- **Set exercise**
Write out each line from the data below that includes the word "kaingakai".

[Stored records]
++++++++++++++++++++

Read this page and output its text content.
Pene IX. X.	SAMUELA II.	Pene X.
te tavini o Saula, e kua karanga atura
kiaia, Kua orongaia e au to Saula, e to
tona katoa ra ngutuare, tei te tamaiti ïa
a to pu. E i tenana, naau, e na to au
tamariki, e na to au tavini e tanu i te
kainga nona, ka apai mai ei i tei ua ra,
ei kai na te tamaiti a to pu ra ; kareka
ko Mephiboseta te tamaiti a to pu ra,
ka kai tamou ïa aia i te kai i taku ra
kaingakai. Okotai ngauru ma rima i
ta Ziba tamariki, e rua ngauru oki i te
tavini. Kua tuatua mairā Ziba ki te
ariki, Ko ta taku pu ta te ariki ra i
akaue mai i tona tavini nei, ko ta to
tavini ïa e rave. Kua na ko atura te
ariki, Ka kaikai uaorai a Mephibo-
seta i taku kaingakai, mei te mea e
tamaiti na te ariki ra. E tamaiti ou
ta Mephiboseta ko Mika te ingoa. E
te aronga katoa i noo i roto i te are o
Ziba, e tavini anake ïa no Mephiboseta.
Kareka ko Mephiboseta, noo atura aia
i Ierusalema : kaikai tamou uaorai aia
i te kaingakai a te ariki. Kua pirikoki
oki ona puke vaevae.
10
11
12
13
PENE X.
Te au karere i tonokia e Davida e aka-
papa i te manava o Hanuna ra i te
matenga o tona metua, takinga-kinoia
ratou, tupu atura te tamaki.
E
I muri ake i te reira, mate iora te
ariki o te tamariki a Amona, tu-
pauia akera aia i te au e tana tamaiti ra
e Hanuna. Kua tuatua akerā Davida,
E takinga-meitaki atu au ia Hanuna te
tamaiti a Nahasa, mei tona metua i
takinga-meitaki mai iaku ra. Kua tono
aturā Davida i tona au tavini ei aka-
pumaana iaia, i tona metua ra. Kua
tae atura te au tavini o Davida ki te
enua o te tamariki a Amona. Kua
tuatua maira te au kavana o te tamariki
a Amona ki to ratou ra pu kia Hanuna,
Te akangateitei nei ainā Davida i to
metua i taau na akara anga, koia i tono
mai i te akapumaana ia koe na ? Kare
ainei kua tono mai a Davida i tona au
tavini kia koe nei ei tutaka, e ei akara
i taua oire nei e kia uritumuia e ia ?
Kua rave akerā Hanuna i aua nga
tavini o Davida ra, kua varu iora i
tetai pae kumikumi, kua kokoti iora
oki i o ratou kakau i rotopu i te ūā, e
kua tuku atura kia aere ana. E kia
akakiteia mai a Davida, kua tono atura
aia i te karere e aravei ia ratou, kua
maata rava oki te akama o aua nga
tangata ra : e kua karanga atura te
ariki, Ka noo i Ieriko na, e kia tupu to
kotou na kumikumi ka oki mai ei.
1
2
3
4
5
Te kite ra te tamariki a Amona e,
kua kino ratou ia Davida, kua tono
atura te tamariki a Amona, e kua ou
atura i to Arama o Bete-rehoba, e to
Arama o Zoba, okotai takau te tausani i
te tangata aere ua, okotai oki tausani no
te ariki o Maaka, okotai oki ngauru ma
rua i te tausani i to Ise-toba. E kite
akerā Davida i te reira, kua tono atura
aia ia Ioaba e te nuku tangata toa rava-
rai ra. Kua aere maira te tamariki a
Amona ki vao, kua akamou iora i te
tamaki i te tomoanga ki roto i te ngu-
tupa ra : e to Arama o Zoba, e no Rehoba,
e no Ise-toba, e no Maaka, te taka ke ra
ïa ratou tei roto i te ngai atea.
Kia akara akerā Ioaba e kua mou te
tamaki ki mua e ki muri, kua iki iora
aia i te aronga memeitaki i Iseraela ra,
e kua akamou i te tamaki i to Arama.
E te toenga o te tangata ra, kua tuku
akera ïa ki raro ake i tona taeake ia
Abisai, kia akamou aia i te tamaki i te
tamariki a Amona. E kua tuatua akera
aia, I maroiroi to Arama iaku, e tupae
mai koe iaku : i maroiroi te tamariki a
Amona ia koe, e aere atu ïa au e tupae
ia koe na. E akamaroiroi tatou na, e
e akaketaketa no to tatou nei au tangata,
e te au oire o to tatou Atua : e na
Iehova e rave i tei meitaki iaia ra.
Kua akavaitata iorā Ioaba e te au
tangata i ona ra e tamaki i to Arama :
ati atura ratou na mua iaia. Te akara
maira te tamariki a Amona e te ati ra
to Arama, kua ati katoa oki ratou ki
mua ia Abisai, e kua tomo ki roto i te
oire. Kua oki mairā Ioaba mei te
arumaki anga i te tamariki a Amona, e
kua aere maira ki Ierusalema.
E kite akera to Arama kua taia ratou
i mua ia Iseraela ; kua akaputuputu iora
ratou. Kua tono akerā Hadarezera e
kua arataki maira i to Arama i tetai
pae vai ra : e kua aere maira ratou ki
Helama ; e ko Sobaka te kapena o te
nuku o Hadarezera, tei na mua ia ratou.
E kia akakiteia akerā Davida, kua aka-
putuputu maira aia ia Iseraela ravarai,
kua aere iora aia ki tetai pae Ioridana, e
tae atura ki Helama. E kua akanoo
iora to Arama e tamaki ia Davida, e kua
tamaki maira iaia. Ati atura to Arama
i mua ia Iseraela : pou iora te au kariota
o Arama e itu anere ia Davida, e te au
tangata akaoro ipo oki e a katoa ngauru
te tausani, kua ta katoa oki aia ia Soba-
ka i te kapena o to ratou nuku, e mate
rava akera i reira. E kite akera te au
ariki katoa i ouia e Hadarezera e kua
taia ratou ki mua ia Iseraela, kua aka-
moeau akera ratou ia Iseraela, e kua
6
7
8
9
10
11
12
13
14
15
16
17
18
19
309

++++++++++++++++++++

- **Result of this task**
kaingakai. Okotai ngauru ma rima i
seta i taku kaingakai, mei te mea e
i te kaingakai a te ariki. Kua pirikoki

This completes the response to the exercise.